- [What the task asks]
Read the listing and extract each line that includes the word "blade".

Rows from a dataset
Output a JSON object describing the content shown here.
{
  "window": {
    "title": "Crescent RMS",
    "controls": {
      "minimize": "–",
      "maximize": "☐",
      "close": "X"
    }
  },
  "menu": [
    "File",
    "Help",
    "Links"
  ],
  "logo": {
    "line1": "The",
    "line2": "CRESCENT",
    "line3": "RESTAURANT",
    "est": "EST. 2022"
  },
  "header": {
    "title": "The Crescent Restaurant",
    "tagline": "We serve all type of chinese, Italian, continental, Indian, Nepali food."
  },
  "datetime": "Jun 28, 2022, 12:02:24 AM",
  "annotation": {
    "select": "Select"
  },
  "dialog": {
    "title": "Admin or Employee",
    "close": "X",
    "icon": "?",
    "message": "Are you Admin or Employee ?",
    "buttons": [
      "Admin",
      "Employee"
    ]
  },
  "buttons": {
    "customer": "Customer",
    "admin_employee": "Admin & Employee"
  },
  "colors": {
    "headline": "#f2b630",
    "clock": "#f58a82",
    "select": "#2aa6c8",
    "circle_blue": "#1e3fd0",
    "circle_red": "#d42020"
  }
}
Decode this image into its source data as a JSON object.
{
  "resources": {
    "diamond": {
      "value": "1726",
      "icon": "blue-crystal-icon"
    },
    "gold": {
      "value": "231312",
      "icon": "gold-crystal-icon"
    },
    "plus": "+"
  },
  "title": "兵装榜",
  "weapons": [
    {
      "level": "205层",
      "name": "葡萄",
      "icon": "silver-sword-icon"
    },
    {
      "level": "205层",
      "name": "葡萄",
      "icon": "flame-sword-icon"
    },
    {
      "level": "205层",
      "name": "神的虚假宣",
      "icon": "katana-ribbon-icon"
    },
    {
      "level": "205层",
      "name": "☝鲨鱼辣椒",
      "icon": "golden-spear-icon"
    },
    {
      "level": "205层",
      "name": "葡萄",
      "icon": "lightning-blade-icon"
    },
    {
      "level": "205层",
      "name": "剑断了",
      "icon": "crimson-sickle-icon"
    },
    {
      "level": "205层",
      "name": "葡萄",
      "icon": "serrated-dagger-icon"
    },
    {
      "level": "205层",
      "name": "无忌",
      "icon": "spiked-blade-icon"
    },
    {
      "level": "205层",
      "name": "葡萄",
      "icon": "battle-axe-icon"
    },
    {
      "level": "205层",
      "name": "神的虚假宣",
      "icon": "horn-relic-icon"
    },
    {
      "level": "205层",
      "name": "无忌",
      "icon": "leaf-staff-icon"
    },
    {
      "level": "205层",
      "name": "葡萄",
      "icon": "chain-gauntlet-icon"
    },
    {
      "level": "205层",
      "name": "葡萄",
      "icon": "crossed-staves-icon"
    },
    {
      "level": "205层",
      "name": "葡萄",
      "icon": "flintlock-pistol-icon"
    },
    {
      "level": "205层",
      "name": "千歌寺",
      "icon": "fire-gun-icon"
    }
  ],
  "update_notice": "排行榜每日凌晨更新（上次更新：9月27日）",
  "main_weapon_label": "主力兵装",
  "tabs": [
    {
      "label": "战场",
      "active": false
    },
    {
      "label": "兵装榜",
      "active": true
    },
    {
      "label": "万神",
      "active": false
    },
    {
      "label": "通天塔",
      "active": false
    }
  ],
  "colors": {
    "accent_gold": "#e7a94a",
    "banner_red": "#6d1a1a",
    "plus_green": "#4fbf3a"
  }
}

- [Full answer]
      "icon": "lightning-blade-icon"
      "icon": "spiked-blade-icon"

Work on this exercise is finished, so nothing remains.